● Your objective
Search the records for "labels" and copy each line that holds it.

Source data
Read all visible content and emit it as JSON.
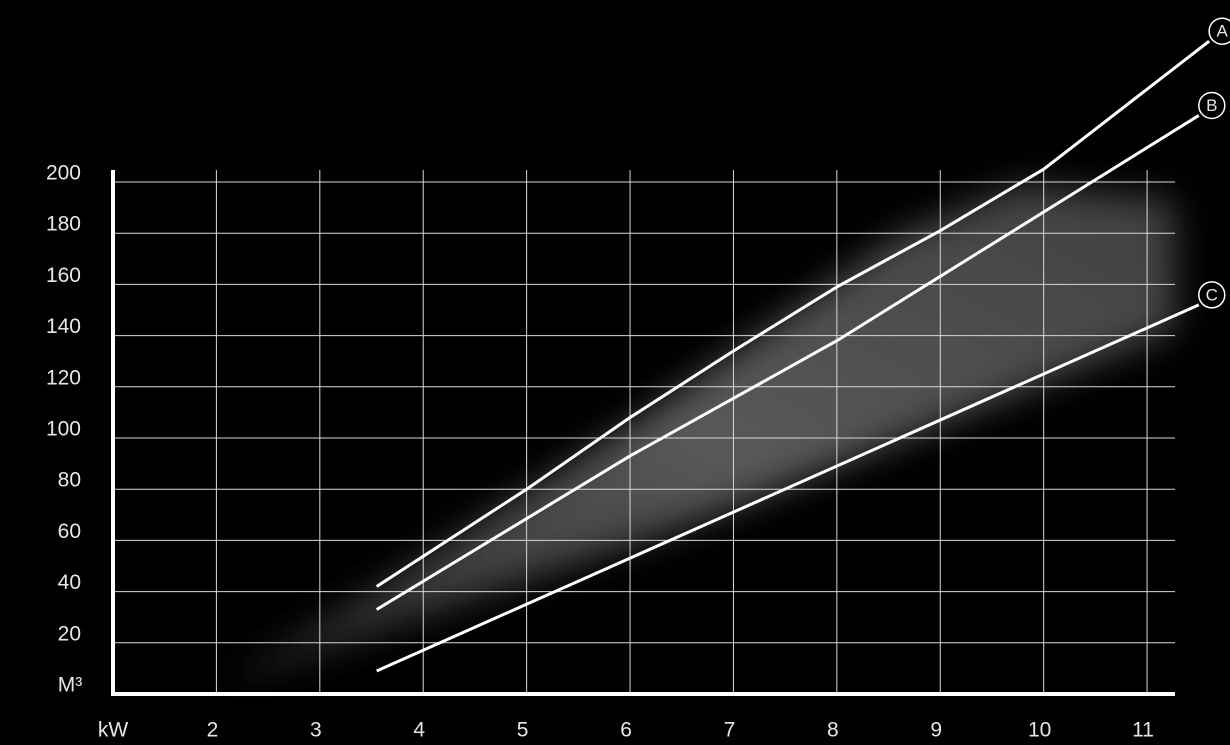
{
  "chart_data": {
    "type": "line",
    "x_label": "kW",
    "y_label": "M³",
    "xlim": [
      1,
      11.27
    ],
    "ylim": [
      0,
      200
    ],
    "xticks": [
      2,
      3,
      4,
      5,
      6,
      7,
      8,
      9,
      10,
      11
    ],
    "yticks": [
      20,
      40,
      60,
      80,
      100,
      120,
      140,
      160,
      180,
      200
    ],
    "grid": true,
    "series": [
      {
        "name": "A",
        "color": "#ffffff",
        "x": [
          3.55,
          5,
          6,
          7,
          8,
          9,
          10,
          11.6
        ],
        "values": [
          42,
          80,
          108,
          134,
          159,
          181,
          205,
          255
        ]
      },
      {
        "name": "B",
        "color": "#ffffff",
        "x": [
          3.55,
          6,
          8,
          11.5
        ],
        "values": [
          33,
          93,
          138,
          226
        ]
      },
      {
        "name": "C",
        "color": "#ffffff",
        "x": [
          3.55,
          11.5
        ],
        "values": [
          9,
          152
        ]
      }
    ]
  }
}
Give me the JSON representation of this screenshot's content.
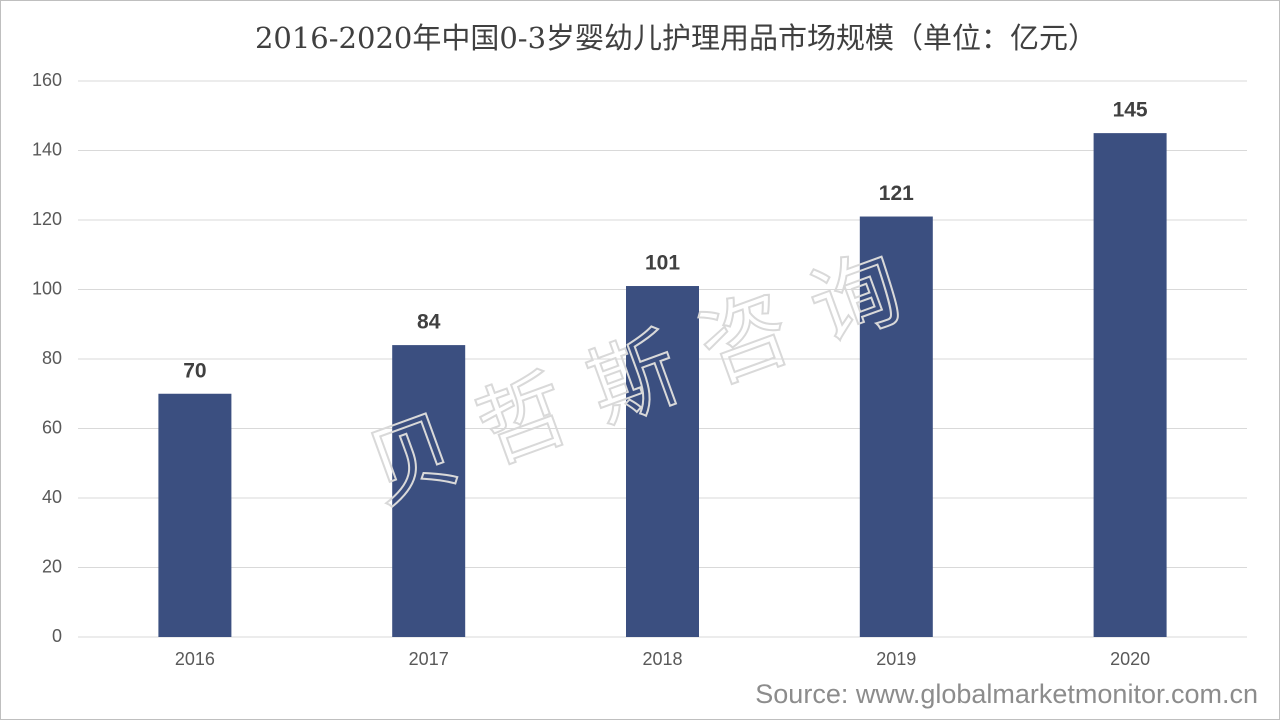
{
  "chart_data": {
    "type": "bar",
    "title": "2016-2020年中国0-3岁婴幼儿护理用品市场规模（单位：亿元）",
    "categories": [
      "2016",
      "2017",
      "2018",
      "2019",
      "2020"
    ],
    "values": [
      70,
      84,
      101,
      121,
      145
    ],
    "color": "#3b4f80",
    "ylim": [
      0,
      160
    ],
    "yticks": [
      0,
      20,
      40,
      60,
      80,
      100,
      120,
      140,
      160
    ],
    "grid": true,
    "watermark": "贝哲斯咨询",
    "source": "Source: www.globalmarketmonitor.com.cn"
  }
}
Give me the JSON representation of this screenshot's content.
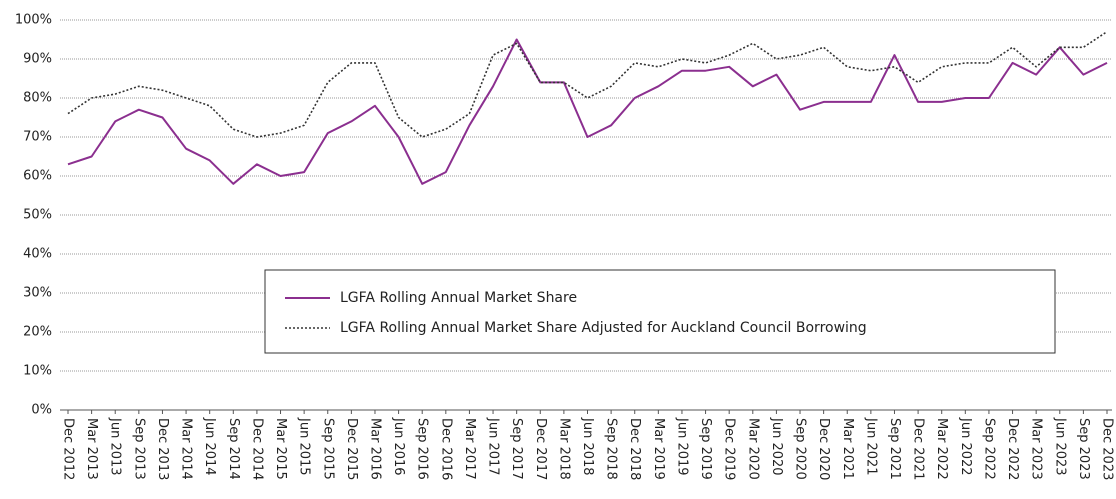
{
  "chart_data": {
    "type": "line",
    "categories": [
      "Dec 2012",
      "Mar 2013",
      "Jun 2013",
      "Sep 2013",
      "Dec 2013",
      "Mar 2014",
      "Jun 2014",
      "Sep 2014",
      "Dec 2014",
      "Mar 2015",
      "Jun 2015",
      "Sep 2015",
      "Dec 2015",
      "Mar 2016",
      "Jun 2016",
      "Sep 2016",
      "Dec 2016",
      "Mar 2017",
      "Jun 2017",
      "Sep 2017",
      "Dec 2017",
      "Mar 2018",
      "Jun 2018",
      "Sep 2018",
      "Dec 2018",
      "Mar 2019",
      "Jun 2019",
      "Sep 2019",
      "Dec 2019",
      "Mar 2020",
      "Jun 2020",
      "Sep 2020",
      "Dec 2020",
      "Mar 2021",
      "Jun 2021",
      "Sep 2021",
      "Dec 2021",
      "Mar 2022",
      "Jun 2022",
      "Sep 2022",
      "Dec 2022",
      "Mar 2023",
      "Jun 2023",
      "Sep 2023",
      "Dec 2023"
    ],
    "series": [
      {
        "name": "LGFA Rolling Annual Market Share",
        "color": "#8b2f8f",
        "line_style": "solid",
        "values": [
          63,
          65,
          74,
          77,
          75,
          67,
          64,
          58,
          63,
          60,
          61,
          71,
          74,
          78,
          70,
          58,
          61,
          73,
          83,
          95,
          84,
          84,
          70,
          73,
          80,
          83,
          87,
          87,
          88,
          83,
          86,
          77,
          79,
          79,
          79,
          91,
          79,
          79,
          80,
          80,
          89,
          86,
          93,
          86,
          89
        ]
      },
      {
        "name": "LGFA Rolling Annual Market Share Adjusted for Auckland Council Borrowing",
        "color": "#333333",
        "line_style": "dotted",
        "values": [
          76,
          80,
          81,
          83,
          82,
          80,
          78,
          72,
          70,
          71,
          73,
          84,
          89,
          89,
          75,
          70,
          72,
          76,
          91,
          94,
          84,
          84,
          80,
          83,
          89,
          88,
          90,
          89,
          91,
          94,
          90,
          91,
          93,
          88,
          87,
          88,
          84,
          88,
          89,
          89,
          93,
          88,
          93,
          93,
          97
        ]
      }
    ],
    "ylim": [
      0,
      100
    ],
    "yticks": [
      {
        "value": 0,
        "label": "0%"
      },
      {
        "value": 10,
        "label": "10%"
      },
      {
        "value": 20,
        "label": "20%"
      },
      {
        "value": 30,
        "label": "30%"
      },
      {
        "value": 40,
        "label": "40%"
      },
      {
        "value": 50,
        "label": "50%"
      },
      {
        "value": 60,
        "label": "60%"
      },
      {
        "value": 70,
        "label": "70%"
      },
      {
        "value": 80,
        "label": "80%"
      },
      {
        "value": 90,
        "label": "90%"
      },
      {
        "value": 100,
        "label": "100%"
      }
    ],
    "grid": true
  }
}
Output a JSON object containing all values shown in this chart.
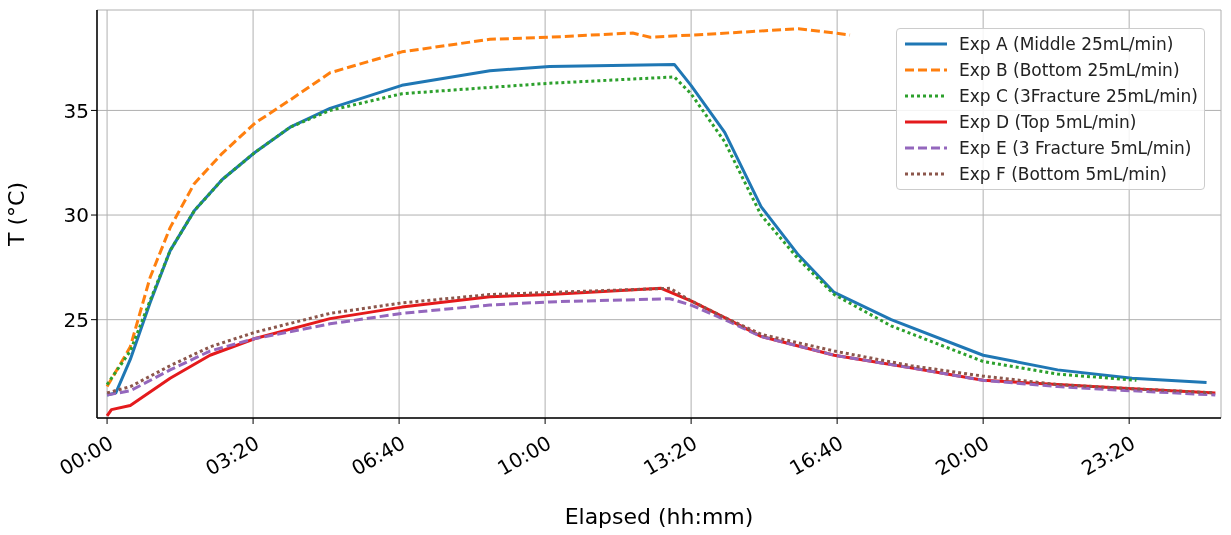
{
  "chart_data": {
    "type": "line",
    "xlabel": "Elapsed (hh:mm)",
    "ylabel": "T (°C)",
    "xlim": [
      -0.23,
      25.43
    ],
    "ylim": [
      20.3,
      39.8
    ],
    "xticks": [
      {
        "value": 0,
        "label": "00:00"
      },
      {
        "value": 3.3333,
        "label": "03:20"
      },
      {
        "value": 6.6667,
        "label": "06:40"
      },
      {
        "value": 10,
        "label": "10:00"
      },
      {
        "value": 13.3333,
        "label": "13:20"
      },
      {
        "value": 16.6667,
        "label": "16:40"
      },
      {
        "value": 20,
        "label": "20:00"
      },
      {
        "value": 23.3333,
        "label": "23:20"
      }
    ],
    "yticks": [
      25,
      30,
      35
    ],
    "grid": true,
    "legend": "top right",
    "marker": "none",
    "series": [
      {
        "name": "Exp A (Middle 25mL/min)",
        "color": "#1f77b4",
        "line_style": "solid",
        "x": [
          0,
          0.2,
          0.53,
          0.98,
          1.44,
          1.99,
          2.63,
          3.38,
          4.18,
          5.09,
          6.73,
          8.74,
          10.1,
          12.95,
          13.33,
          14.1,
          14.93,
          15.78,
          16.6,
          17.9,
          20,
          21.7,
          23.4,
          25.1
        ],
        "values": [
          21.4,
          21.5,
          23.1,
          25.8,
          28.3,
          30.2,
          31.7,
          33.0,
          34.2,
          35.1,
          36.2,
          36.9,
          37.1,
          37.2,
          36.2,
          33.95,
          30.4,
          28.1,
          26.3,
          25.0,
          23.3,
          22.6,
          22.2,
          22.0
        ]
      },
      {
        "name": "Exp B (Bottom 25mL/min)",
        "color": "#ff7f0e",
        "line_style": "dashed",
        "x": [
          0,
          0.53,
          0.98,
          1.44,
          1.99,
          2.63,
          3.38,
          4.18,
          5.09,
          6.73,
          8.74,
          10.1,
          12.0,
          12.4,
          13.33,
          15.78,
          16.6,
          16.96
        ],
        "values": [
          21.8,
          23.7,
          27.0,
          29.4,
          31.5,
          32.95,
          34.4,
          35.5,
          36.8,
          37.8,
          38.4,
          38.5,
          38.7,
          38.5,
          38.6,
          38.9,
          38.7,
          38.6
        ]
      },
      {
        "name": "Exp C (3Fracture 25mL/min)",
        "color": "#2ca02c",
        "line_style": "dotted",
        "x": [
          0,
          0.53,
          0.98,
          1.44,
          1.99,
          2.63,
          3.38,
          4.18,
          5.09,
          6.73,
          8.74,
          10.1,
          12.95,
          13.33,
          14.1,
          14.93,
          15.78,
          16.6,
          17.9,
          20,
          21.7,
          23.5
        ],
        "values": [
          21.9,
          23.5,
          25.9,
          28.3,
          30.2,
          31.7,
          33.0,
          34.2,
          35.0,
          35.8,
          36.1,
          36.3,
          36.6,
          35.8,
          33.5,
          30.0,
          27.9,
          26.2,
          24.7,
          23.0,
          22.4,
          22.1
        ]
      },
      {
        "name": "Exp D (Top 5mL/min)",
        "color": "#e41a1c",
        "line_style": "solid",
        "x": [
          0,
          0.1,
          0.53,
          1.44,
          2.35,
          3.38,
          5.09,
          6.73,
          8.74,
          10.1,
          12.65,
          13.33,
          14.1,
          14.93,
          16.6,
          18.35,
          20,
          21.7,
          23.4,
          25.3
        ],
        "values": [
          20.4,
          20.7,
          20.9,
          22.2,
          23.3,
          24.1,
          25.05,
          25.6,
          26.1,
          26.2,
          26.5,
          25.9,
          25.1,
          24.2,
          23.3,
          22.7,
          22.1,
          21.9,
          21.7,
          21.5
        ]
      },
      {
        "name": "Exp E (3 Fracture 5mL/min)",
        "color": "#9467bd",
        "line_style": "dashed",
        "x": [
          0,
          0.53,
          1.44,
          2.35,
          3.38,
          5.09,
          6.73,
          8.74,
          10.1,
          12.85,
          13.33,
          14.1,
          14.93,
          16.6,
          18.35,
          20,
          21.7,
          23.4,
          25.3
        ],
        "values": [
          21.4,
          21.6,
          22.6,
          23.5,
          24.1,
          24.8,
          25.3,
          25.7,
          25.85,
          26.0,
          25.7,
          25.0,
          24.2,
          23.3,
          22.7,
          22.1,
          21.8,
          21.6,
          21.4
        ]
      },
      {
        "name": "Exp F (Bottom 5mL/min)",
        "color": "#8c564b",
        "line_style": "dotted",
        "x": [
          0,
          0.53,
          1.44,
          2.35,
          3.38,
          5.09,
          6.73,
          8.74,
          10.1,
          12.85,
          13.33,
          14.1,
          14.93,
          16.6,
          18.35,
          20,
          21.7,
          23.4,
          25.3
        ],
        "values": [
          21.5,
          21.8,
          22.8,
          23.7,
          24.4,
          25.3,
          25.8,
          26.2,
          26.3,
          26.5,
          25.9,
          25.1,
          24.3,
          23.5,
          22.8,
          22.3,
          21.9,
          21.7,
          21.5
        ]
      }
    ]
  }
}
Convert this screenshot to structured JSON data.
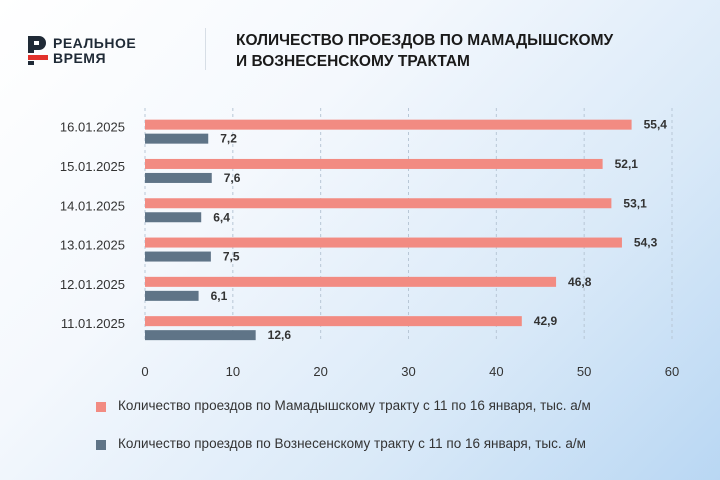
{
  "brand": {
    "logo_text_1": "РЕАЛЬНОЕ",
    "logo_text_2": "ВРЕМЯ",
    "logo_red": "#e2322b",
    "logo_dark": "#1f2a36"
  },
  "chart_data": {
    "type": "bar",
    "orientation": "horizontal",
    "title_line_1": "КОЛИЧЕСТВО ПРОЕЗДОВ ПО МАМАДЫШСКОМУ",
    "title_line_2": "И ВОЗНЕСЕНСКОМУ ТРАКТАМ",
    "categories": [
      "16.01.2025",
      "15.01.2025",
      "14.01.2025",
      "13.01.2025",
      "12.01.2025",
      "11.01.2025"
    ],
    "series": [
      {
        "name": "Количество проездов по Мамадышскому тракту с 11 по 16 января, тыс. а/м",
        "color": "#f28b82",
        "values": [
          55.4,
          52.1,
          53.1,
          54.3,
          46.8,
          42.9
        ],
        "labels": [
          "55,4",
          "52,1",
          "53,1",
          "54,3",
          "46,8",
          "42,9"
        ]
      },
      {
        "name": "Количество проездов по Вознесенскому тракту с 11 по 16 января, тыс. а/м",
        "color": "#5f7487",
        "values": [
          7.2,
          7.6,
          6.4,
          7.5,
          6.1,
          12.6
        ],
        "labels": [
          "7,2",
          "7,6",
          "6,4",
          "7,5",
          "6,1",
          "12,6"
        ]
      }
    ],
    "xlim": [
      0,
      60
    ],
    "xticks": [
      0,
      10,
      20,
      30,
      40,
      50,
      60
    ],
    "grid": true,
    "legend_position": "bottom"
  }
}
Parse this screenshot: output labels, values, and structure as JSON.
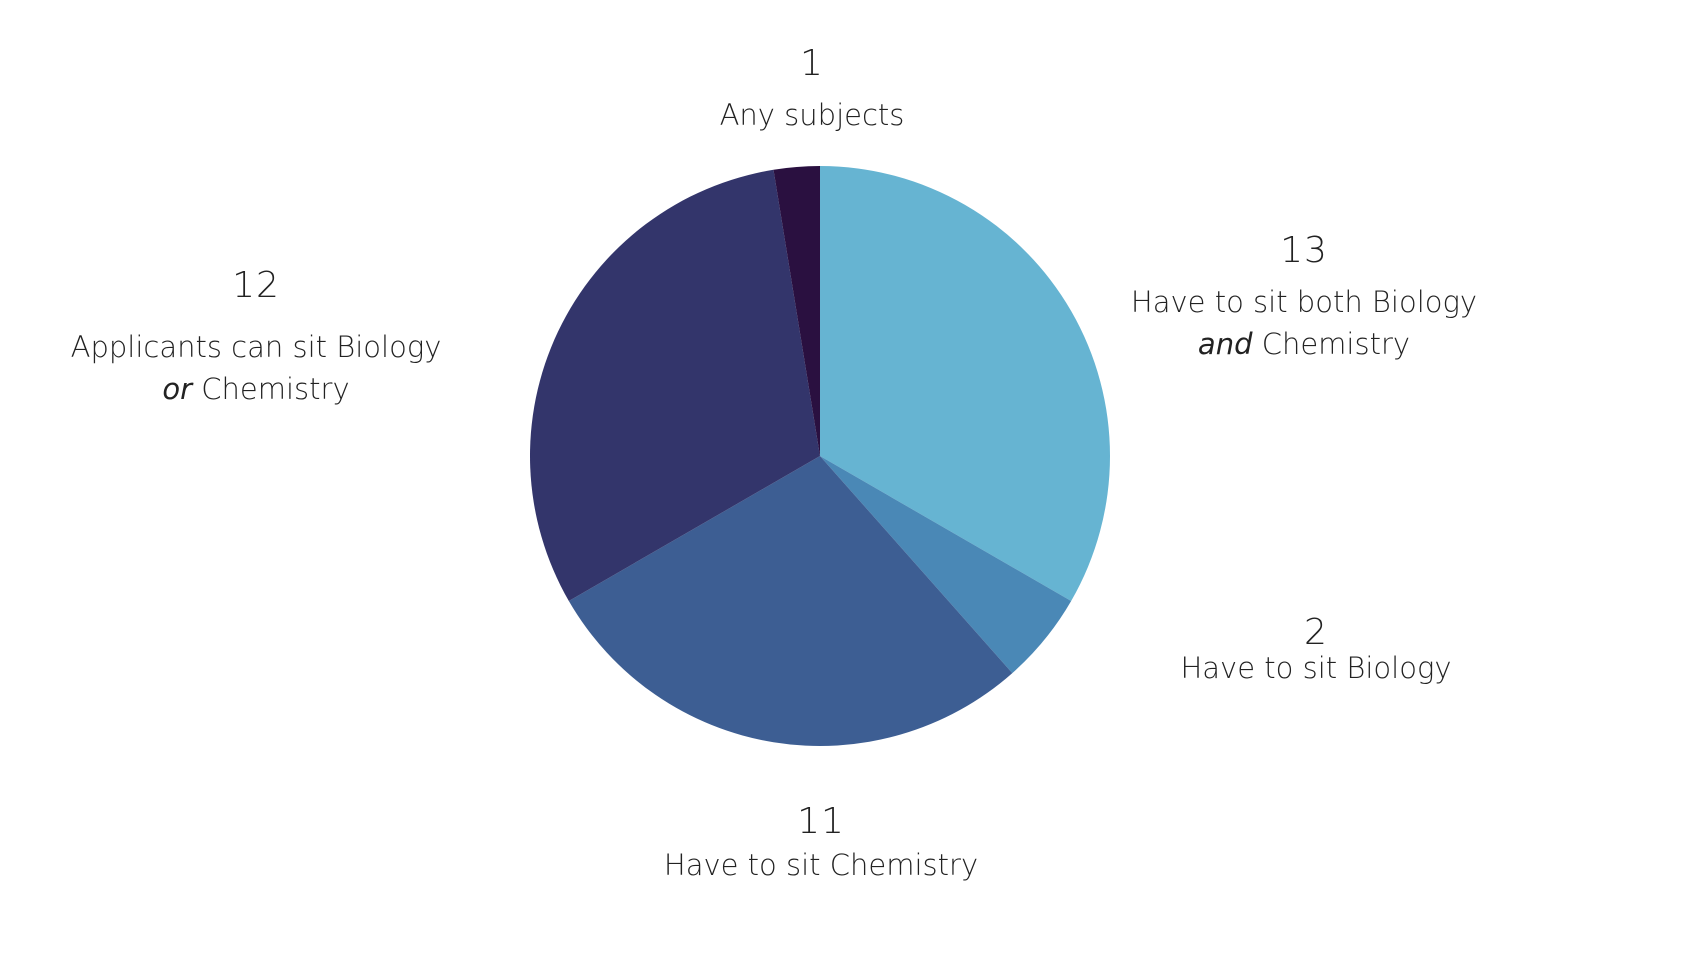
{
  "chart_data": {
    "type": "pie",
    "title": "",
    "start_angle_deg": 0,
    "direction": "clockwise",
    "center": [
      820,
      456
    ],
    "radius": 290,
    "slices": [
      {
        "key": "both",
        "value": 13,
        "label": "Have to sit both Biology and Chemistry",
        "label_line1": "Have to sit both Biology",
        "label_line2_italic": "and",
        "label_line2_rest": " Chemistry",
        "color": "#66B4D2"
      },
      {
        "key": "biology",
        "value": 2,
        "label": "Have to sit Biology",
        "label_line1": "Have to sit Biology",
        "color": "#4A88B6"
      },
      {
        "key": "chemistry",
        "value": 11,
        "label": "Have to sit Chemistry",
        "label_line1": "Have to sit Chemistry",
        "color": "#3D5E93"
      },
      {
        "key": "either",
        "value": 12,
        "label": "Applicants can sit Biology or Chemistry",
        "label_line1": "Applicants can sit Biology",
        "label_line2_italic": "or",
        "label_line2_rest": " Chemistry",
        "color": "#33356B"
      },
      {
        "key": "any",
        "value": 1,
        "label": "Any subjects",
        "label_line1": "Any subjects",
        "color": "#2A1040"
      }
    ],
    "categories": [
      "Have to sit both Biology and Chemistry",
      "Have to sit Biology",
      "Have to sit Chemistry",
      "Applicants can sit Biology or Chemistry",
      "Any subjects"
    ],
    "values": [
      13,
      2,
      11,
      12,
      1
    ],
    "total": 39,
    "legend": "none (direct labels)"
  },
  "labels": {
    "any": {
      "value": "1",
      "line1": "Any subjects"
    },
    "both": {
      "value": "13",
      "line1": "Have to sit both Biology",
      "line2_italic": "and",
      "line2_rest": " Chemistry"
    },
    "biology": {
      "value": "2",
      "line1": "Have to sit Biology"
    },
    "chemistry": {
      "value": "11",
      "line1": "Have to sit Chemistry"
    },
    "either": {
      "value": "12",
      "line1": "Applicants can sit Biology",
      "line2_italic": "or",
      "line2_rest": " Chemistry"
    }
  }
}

● Finished task
        "labels": [
        "labels": [
Parse this screenshot: output labels, values, and structure as JSON.
    "legend": "none (direct labels)"
  "labels": {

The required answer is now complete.